- WHAT THIS TASK INVOLVES:
Copy every line from the material below that holds "message".
═══ DATA LINES
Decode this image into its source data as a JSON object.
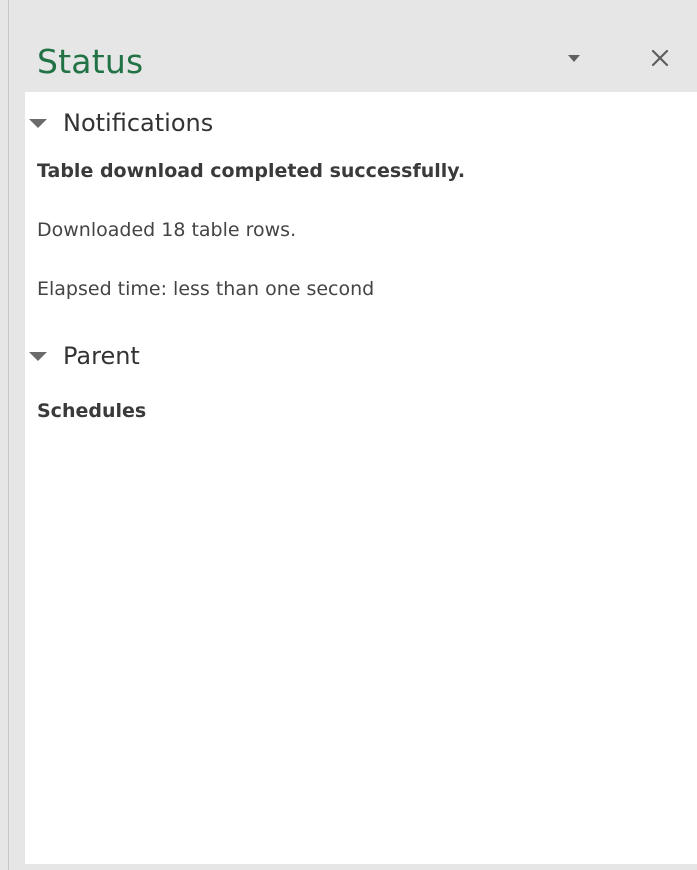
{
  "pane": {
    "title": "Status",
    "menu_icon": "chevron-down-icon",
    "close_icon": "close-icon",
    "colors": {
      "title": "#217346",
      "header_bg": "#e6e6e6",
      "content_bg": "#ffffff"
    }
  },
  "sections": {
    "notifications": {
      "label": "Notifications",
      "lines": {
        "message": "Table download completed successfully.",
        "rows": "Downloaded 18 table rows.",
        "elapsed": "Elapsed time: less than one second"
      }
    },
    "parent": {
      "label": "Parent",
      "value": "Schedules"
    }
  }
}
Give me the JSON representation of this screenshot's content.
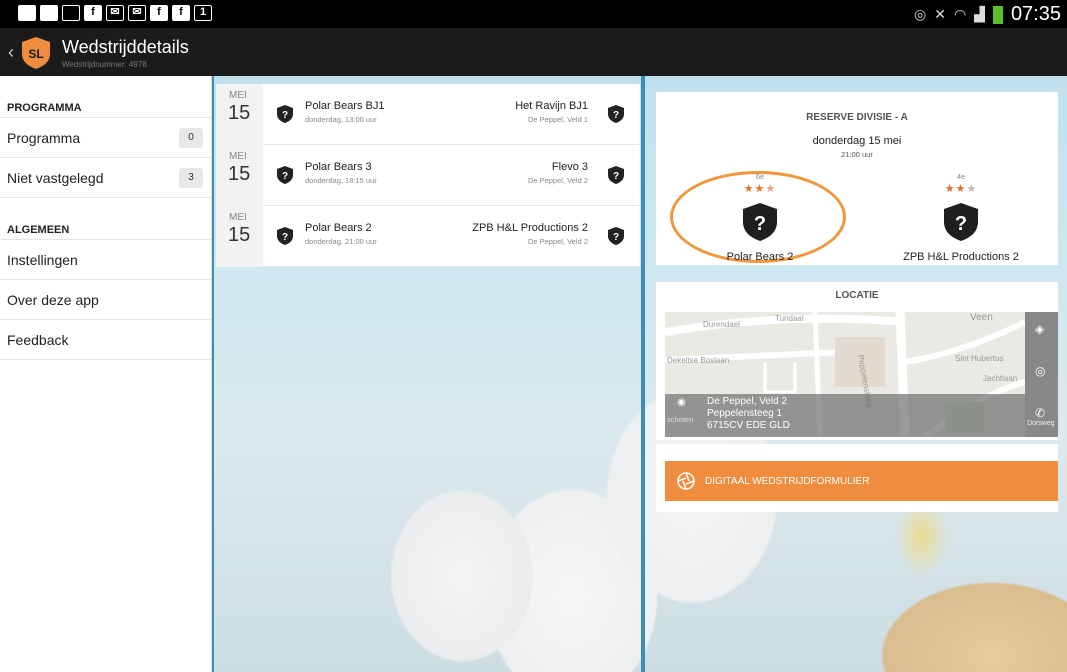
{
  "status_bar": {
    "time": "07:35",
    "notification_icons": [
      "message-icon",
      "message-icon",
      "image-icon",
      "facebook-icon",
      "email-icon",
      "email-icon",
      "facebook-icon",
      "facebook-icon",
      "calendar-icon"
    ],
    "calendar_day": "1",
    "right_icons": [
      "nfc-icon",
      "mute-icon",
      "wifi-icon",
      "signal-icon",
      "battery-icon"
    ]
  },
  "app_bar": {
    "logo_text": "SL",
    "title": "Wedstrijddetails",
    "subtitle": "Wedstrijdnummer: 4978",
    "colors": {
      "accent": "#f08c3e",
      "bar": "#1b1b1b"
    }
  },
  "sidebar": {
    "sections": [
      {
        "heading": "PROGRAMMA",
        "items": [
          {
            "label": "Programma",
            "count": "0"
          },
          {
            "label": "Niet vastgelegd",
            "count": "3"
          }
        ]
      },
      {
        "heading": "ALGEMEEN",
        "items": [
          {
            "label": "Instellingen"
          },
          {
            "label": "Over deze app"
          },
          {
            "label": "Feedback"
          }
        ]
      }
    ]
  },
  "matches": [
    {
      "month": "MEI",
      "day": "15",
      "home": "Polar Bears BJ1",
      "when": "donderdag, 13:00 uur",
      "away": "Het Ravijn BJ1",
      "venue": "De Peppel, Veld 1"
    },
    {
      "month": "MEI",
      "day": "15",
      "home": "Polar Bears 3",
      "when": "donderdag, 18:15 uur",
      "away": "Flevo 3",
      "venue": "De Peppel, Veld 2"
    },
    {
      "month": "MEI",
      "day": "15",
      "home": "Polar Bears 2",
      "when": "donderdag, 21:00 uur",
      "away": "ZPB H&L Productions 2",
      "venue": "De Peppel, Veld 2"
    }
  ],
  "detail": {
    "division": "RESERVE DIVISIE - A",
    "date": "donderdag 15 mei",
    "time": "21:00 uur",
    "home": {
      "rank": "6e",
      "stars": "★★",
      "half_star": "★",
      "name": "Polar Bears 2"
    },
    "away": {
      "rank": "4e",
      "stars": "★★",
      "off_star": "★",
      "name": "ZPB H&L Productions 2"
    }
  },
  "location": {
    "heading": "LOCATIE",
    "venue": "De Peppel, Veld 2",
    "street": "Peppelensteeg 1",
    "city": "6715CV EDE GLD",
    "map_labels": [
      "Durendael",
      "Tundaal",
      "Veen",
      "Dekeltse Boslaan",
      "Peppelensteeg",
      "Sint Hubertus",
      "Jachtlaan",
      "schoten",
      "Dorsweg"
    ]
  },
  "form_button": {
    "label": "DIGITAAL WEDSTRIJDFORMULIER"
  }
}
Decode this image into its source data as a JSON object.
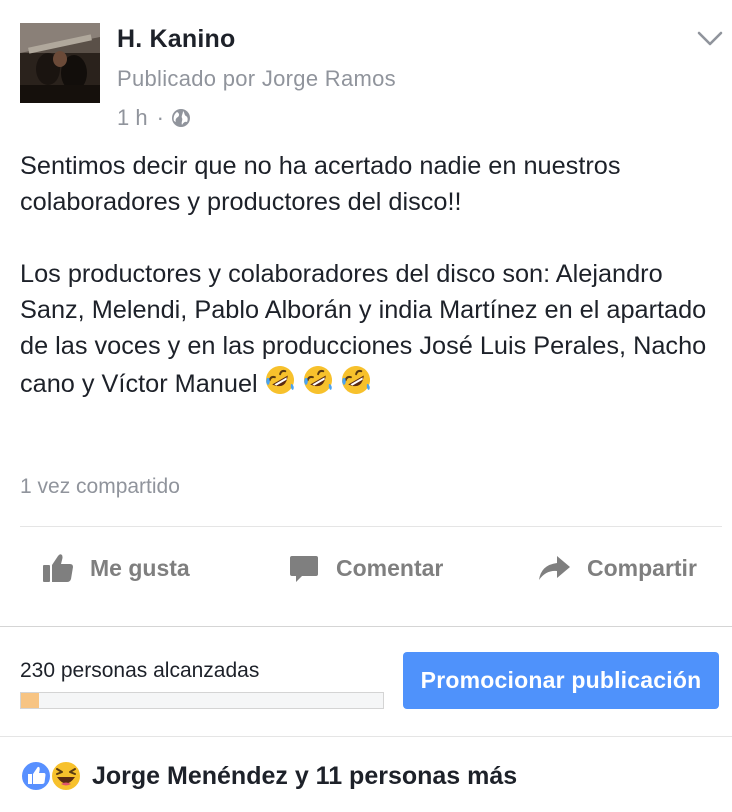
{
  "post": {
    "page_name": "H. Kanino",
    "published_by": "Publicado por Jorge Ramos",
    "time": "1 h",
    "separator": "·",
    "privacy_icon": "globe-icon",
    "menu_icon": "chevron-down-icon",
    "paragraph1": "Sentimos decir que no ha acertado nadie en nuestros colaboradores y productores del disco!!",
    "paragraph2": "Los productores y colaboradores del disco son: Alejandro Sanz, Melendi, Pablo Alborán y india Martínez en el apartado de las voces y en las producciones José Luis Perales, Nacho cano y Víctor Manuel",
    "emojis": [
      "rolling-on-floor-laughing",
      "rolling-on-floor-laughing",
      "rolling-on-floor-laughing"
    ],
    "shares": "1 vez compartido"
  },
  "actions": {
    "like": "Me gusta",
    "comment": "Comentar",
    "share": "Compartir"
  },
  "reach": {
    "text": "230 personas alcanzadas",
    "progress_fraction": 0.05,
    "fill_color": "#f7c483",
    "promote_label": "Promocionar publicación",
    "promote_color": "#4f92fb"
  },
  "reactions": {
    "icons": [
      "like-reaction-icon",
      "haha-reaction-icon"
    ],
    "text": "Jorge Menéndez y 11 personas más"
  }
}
══════
═══ DATA LINES
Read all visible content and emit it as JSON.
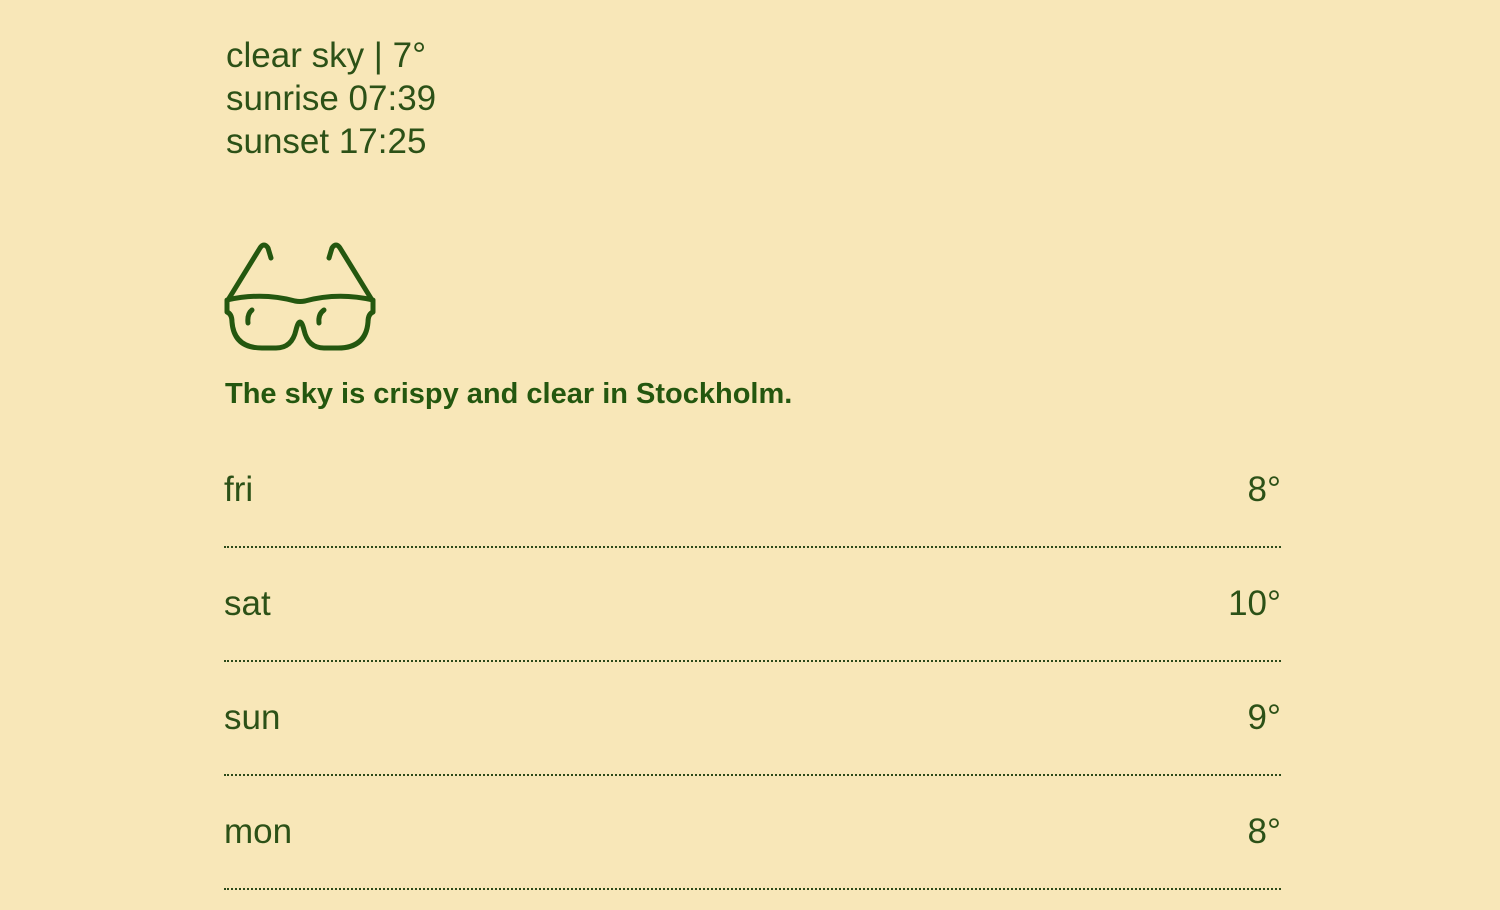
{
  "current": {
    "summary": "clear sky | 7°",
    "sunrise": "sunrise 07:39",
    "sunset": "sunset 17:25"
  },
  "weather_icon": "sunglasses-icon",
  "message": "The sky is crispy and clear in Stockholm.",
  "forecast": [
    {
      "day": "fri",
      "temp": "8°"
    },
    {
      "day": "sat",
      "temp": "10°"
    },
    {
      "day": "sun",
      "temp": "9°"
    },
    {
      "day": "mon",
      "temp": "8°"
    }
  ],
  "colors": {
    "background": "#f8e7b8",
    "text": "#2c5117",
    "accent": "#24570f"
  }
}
══════
- FULL RESPONSE:
        "message": "Table download completed successfully.",
      "message-icon",
      "message-icon",
  "message": "The sky is crispy and clear in Stockholm.",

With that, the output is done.